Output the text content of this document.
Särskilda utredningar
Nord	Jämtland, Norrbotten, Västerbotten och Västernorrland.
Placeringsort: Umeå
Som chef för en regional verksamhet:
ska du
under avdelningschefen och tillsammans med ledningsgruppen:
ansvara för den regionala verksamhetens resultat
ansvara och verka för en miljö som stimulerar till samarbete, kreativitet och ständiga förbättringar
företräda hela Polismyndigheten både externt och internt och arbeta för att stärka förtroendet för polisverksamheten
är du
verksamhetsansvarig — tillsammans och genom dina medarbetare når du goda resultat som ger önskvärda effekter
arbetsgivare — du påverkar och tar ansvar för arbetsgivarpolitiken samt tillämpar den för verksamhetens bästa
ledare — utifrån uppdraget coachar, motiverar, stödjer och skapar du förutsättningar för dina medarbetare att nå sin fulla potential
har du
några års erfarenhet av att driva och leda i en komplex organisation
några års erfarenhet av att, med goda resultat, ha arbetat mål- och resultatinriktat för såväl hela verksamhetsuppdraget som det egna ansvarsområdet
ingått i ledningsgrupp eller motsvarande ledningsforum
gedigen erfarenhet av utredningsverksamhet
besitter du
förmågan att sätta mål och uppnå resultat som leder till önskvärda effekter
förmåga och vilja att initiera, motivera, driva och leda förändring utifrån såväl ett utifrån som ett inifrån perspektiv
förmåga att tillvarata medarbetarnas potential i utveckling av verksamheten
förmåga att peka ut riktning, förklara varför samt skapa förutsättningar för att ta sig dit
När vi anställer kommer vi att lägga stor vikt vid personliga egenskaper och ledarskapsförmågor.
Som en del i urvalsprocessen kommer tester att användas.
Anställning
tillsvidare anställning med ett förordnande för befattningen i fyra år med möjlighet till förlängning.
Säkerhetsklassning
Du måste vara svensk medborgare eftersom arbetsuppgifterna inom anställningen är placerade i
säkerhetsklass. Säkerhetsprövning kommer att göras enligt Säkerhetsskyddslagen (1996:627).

━━━━━━━━━━━━━━━━

What this task involves
Output the full listing again with nothing altered.

Solution to this problem
Output the text content of this document.
Särskilda utredningar
Nord	Jämtland, Norrbotten, Västerbotten och Västernorrland.
Placeringsort: Umeå
Som chef för en regional verksamhet:
ska du
under avdelningschefen och tillsammans med ledningsgruppen:
ansvara för den regionala verksamhetens resultat
ansvara och verka för en miljö som stimulerar till samarbete, kreativitet och ständiga förbättringar
företräda hela Polismyndigheten både externt och internt och arbeta för att stärka förtroendet för polisverksamheten
är du
verksamhetsansvarig — tillsammans och genom dina medarbetare når du goda resultat som ger önskvärda effekter
arbetsgivare — du påverkar och tar ansvar för arbetsgivarpolitiken samt tillämpar den för verksamhetens bästa
ledare — utifrån uppdraget coachar, motiverar, stödjer och skapar du förutsättningar för dina medarbetare att nå sin fulla potential
har du
några års erfarenhet av att driva och leda i en komplex organisation
några års erfarenhet av att, med goda resultat, ha arbetat mål- och resultatinriktat för såväl hela verksamhetsuppdraget som det egna ansvarsområdet
ingått i ledningsgrupp eller motsvarande ledningsforum
gedigen erfarenhet av utredningsverksamhet
besitter du
förmågan att sätta mål och uppnå resultat som leder till önskvärda effekter
förmåga och vilja att initiera, motivera, driva och leda förändring utifrån såväl ett utifrån som ett inifrån perspektiv
förmåga att tillvarata medarbetarnas potential i utveckling av verksamheten
förmåga att peka ut riktning, förklara varför samt skapa förutsättningar för att ta sig dit
När vi anställer kommer vi att lägga stor vikt vid personliga egenskaper och ledarskapsförmågor.
Som en del i urvalsprocessen kommer tester att användas.
Anställning
tillsvidare anställning med ett förordnande för befattningen i fyra år med möjlighet till förlängning.
Säkerhetsklassning
Du måste vara svensk medborgare eftersom arbetsuppgifterna inom anställningen är placerade i
säkerhetsklass. Säkerhetsprövning kommer att göras enligt Säkerhetsskyddslagen (1996:627).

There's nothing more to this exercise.